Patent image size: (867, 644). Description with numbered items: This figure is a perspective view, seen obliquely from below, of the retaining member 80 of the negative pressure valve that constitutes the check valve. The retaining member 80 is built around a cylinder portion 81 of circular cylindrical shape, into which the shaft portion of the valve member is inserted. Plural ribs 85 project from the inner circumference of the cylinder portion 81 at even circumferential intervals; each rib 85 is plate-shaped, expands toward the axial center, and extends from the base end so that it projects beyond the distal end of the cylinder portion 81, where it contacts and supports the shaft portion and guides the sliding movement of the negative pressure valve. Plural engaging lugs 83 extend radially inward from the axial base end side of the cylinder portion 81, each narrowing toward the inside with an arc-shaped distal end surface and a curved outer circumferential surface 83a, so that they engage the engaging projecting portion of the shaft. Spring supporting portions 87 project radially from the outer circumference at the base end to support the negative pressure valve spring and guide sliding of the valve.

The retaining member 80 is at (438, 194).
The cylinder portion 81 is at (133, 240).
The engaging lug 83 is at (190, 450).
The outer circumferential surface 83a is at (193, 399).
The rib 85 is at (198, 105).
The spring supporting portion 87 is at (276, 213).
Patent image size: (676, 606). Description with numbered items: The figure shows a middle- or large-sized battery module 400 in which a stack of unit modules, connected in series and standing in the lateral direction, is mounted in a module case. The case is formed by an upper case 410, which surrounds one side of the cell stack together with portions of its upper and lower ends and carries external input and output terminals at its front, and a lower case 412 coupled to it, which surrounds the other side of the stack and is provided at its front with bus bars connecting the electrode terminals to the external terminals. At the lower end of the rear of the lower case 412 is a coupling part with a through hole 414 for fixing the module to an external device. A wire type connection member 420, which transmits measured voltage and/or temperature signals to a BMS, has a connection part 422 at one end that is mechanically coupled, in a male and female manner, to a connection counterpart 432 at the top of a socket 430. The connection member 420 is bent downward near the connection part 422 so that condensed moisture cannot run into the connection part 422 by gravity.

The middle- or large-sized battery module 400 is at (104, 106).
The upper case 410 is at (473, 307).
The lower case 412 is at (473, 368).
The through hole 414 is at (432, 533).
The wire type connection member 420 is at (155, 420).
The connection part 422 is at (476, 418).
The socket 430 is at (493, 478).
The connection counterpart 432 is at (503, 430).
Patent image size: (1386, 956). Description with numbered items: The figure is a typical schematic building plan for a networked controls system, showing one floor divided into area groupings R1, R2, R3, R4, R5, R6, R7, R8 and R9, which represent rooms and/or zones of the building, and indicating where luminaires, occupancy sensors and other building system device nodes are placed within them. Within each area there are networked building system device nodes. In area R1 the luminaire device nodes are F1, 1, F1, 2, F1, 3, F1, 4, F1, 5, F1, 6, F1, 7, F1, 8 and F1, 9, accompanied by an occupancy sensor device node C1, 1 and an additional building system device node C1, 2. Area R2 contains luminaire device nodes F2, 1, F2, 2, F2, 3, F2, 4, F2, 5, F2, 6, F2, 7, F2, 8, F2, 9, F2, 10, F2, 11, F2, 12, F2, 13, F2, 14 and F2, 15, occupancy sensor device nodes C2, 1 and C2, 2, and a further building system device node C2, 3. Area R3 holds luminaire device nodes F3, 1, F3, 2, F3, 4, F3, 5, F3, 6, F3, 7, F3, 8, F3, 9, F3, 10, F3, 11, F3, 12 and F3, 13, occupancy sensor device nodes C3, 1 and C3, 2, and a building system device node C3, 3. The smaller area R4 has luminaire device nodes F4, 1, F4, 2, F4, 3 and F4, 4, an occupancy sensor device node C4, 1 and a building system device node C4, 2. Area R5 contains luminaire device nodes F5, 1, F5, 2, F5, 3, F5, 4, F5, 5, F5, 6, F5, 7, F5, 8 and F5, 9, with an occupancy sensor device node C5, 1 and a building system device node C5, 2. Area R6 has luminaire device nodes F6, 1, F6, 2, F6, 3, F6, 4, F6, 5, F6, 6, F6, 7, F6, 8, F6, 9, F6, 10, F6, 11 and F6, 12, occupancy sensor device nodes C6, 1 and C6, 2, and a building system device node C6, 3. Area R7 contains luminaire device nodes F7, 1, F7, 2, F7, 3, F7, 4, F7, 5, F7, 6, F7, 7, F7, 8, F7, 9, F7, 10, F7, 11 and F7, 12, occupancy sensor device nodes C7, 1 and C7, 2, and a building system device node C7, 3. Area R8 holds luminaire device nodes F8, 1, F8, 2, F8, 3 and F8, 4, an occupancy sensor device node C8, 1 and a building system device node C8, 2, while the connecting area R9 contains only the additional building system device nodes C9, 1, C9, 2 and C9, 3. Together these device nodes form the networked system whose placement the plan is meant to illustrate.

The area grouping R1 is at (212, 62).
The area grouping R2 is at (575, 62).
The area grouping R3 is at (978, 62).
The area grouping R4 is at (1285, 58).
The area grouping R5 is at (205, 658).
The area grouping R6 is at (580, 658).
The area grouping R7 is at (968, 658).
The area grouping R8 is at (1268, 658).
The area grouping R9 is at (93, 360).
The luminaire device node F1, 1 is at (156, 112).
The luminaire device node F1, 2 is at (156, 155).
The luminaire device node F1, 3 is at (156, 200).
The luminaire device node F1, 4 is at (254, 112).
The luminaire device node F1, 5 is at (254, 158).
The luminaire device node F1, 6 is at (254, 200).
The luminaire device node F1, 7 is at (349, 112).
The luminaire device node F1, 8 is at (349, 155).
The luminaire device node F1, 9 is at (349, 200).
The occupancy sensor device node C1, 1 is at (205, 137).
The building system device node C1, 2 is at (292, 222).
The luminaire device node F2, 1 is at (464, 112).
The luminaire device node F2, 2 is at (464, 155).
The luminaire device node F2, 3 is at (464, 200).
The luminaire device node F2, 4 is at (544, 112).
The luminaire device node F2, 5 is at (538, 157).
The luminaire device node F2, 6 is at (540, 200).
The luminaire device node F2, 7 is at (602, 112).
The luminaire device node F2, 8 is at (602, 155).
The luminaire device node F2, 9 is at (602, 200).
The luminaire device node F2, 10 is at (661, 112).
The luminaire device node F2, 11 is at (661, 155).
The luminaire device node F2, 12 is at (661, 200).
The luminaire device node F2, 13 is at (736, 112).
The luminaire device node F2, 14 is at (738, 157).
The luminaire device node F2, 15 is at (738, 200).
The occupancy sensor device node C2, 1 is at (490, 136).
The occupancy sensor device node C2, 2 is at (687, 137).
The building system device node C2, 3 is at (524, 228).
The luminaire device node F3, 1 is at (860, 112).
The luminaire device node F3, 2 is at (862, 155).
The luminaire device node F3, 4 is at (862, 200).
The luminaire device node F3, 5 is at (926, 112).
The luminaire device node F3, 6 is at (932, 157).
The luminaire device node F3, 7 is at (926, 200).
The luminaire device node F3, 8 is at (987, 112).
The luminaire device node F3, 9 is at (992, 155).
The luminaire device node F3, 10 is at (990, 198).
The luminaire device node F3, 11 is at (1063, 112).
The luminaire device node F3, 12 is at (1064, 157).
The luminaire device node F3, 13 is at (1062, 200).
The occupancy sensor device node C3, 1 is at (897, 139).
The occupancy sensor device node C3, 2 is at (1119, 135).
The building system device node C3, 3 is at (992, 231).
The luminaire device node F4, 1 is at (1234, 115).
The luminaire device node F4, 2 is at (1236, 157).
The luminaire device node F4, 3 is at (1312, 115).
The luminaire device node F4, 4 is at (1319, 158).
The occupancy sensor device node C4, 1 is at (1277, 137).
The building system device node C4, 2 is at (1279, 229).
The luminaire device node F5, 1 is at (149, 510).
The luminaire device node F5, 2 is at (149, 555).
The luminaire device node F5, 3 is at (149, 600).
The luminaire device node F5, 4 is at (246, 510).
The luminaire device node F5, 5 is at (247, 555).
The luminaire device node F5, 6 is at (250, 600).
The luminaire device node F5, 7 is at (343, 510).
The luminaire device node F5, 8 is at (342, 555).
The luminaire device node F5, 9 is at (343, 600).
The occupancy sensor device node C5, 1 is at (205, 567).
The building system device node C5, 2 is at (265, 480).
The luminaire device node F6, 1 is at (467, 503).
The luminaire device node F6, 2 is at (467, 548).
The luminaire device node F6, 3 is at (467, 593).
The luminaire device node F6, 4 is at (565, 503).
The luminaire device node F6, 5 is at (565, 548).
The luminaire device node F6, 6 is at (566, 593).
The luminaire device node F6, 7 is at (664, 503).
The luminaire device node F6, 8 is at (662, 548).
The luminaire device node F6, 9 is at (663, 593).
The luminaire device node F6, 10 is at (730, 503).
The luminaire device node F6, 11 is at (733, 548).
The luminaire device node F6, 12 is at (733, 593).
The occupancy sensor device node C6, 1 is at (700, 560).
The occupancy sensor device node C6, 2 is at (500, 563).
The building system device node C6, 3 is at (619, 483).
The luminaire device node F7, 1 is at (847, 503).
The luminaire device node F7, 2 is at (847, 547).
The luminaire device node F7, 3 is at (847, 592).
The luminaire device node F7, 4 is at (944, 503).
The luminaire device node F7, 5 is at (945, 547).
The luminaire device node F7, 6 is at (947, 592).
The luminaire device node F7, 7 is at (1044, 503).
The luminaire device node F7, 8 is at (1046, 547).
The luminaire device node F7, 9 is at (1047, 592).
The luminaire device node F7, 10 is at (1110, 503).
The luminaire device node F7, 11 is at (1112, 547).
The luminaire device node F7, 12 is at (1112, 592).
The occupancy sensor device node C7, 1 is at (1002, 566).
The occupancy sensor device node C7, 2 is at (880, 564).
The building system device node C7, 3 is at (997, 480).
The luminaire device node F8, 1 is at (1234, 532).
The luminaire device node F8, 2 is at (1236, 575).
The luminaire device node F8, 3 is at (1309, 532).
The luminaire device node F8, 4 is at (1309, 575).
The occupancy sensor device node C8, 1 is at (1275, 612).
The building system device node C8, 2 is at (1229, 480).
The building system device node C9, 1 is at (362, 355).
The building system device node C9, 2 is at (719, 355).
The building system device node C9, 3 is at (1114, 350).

STATED GOAL
In the entries, take the part that opens with the line containing "Patent image size: (676, 606)." and closes with the line containing "The wire type". Swap "stack" for "pile" there, change nothing else, and give back only that part.

ANSWER FOR THE TASK
Patent image size: (676, 606). Description with numbered items: The figure shows a middle- or large-sized battery module 400 in which a pile of unit modules, connected in series and standing in the lateral direction, is mounted in a module case. The case is formed by an upper case 410, which surrounds one side of the cell pile together with portions of its upper and lower ends and carries external input and output terminals at its front, and a lower case 412 coupled to it, which surrounds the other side of the pile and is provided at its front with bus bars connecting the electrode terminals to the external terminals. At the lower end of the rear of the lower case 412 is a coupling part with a through hole 414 for fixing the module to an external device. A wire type connection member 420, which transmits measured voltage and/or temperature signals to a BMS, has a connection part 422 at one end that is mechanically coupled, in a male and female manner, to a connection counterpart 432 at the top of a socket 430. The connection member 420 is bent downward near the connection part 422 so that condensed moisture cannot run into the connection part 422 by gravity.

The middle- or large-sized battery module 400 is at (104, 106).
The upper case 410 is at (473, 307).
The lower case 412 is at (473, 368).
The through hole 414 is at (432, 533).
The wire type connection member 420 is at (155, 420).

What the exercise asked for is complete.